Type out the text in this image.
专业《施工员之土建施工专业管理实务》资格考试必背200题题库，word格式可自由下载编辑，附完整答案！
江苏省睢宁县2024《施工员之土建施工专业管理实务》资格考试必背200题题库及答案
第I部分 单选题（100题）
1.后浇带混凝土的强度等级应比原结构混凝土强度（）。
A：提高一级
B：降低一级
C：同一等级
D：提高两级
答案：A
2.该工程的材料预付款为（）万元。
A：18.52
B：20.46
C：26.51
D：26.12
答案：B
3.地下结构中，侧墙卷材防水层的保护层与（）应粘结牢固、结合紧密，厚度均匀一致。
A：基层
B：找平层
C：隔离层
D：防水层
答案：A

- [OBJECTIVE]:
Copy out every entry again, exactly as it was given.

- [EXPECTED OUTPUT]:
Type out the text in this image.
专业《施工员之土建施工专业管理实务》资格考试必背200题题库，word格式可自由下载编辑，附完整答案！
江苏省睢宁县2024《施工员之土建施工专业管理实务》资格考试必背200题题库及答案
第I部分 单选题（100题）
1.后浇带混凝土的强度等级应比原结构混凝土强度（）。
A：提高一级
B：降低一级
C：同一等级
D：提高两级
答案：A
2.该工程的材料预付款为（）万元。
A：18.52
B：20.46
C：26.51
D：26.12
答案：B
3.地下结构中，侧墙卷材防水层的保护层与（）应粘结牢固、结合紧密，厚度均匀一致。
A：基层
B：找平层
C：隔离层
D：防水层
答案：A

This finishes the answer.